• **What is expected**
Look through the material below and give the number of lines holding "Tomorrow", with no other words.

** Start of Data **

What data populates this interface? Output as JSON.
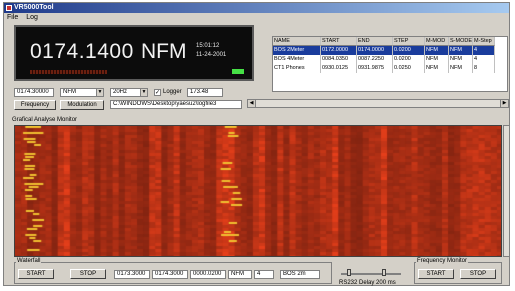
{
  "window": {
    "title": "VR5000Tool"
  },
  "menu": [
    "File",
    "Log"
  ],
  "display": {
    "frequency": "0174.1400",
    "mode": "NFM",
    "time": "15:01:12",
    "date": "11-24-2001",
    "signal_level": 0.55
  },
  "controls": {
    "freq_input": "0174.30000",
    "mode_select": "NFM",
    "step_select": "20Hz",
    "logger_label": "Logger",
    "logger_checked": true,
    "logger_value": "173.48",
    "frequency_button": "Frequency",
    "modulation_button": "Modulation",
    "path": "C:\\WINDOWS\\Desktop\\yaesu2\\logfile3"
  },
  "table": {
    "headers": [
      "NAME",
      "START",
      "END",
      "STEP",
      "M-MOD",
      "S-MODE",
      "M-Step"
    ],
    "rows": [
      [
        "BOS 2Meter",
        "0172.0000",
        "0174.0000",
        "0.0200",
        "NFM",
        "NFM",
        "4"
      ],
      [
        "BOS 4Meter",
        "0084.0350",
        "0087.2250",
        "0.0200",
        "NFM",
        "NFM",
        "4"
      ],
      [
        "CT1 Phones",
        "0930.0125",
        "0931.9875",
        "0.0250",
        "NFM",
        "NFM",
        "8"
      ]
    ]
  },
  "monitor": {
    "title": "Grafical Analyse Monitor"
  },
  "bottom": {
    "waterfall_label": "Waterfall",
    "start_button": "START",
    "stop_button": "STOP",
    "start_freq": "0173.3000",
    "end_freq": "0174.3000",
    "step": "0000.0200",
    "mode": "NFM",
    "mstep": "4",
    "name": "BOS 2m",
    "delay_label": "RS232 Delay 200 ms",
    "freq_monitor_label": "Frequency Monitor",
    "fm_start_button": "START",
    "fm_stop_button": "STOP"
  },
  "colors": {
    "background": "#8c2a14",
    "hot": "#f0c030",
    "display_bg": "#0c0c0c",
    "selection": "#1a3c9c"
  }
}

** End of Data **
** Start of Data **

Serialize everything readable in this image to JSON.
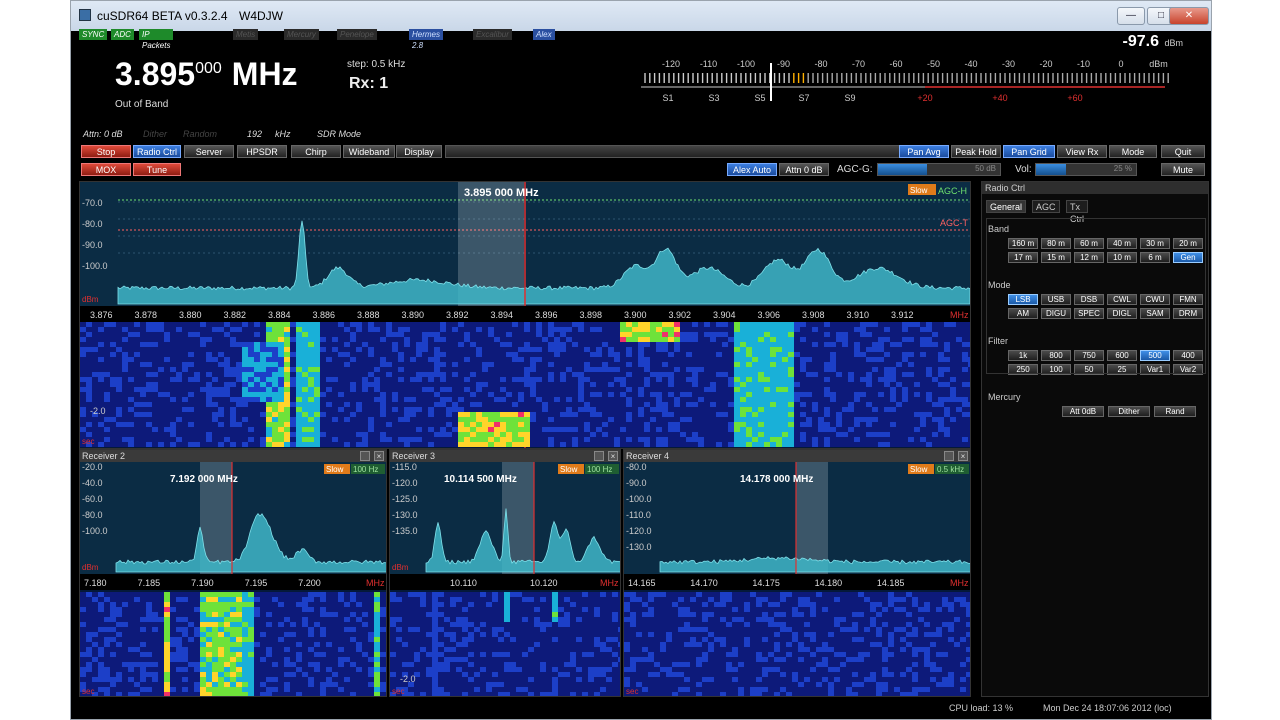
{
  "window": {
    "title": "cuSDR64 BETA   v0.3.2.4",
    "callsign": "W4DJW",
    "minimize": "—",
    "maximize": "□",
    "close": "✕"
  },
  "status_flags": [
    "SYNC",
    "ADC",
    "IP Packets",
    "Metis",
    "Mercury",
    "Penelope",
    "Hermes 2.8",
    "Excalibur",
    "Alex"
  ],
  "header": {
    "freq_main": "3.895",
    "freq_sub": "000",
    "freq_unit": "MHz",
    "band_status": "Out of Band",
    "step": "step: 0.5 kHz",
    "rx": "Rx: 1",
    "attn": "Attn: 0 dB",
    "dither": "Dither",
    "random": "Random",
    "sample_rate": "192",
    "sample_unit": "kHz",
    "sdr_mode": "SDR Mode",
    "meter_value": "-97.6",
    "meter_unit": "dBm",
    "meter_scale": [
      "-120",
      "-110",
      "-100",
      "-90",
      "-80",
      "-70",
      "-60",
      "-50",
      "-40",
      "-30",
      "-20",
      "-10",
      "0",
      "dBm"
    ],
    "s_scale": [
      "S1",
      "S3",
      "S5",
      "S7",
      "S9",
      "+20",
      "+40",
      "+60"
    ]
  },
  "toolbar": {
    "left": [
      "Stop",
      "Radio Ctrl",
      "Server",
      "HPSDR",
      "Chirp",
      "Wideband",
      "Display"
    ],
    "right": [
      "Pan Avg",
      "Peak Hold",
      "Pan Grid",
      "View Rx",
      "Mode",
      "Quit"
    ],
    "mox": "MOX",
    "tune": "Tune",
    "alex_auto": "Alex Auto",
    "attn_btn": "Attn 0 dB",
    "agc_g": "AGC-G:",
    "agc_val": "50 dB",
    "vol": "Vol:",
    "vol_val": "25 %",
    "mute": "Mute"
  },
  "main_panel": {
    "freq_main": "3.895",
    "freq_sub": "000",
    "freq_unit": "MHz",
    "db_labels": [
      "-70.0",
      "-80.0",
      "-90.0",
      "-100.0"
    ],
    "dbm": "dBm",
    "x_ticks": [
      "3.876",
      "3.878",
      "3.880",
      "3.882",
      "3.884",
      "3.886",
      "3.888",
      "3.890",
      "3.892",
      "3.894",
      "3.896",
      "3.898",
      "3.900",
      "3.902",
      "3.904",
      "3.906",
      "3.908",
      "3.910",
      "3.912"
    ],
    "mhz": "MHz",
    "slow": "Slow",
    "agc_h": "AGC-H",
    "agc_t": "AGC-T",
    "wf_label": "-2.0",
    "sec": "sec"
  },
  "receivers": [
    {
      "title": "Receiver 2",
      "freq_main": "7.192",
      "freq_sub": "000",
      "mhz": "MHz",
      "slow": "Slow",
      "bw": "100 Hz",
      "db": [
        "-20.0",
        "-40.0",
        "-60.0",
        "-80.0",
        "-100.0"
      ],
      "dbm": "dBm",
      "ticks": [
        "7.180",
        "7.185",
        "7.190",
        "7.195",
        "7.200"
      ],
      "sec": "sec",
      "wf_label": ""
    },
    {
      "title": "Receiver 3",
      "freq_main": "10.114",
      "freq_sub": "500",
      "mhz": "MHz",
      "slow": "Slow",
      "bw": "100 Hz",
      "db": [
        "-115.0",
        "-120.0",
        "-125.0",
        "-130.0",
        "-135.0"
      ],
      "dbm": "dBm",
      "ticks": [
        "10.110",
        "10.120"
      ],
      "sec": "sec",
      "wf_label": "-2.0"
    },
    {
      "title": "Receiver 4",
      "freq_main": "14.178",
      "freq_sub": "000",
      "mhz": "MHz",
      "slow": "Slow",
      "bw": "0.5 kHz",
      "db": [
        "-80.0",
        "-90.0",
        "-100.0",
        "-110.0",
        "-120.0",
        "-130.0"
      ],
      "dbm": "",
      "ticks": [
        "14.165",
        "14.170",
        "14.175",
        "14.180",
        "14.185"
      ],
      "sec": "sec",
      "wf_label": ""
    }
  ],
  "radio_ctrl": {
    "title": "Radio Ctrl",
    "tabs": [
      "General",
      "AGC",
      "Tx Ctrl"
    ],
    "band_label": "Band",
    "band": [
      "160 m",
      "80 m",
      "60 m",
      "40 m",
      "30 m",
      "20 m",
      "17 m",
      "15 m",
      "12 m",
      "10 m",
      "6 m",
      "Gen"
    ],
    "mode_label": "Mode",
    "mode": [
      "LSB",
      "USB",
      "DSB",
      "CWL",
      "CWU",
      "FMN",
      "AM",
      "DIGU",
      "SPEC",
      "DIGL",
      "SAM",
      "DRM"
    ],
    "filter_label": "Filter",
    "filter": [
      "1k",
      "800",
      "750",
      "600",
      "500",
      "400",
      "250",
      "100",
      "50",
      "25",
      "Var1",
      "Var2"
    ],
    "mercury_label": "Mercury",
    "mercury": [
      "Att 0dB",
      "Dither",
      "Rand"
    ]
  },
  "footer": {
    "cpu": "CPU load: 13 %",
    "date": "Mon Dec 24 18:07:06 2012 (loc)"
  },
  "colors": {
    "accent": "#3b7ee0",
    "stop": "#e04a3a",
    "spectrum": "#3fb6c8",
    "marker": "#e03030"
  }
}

** End of Data **
** Start of Data **

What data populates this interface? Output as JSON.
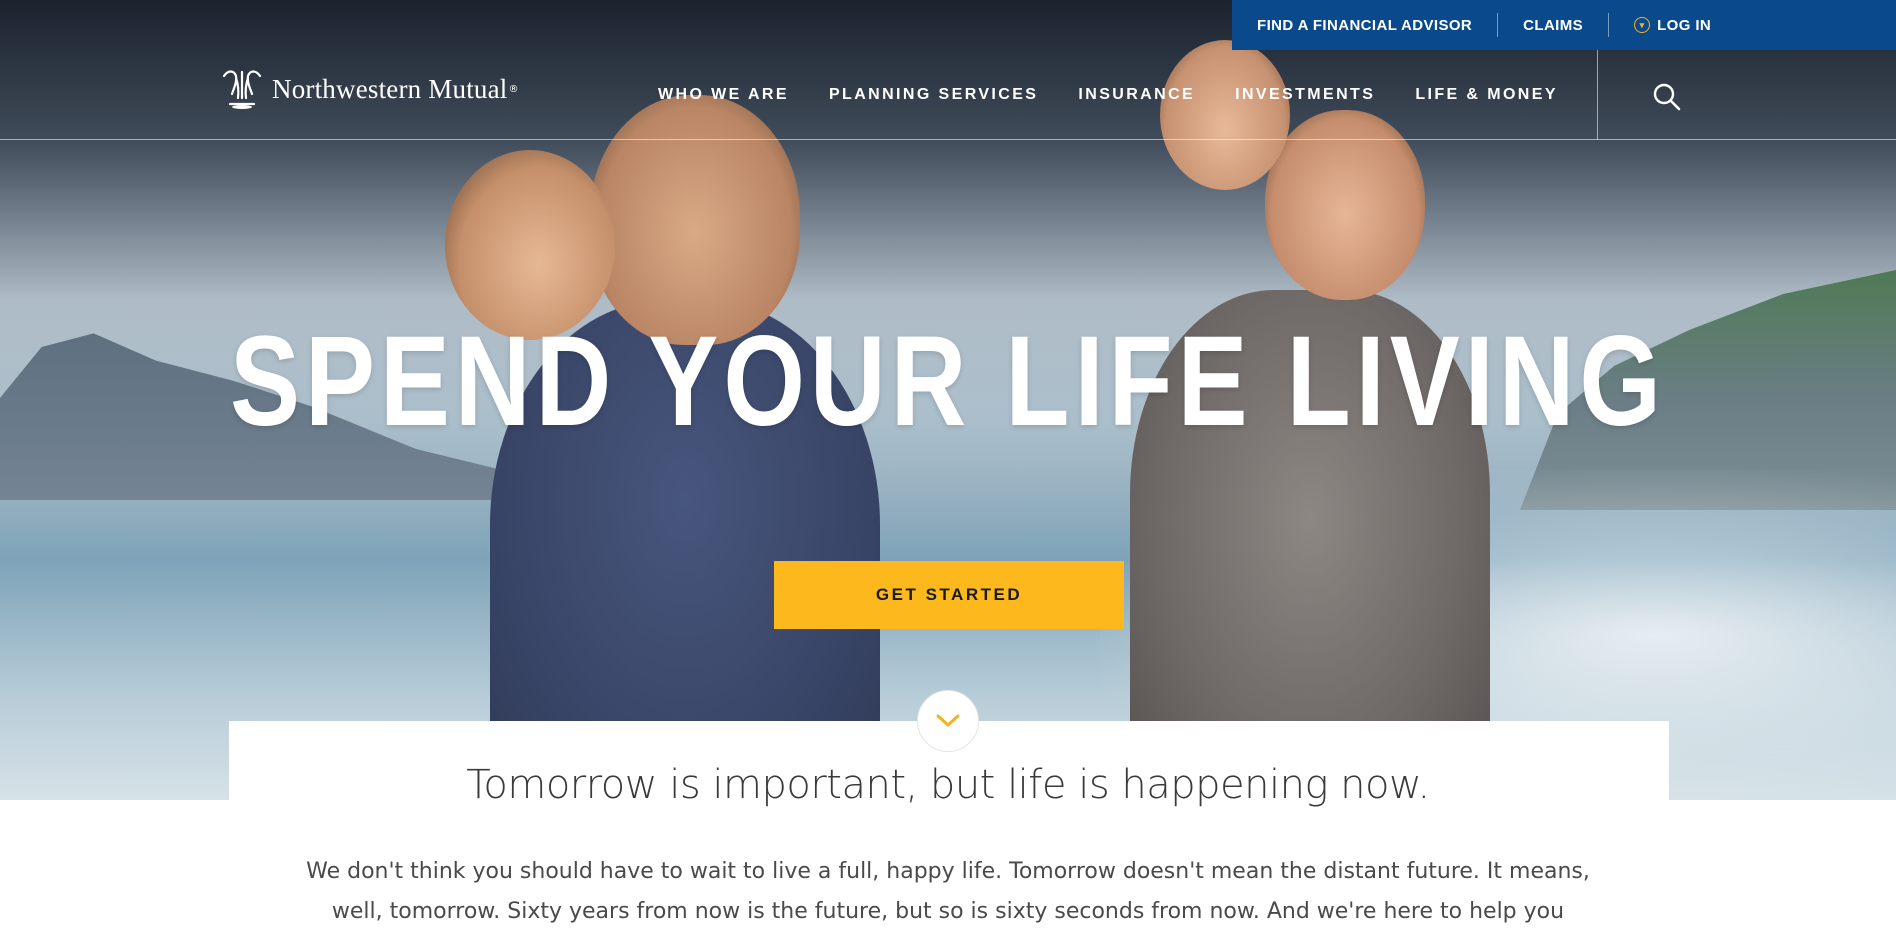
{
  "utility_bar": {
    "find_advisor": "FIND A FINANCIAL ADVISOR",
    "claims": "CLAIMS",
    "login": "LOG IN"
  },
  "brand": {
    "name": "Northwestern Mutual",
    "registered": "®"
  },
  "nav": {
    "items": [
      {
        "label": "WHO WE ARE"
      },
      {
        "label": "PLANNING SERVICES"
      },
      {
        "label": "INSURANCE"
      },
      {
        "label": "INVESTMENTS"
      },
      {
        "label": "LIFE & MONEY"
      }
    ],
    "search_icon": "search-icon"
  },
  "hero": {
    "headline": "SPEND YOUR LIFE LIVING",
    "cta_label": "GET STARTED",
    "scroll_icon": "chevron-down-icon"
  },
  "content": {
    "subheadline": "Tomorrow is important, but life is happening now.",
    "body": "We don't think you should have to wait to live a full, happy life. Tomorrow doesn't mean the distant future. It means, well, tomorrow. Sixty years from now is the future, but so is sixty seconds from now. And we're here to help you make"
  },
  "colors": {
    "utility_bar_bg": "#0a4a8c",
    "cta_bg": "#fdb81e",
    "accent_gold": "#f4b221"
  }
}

** End of Data **

• **Exercise output**
2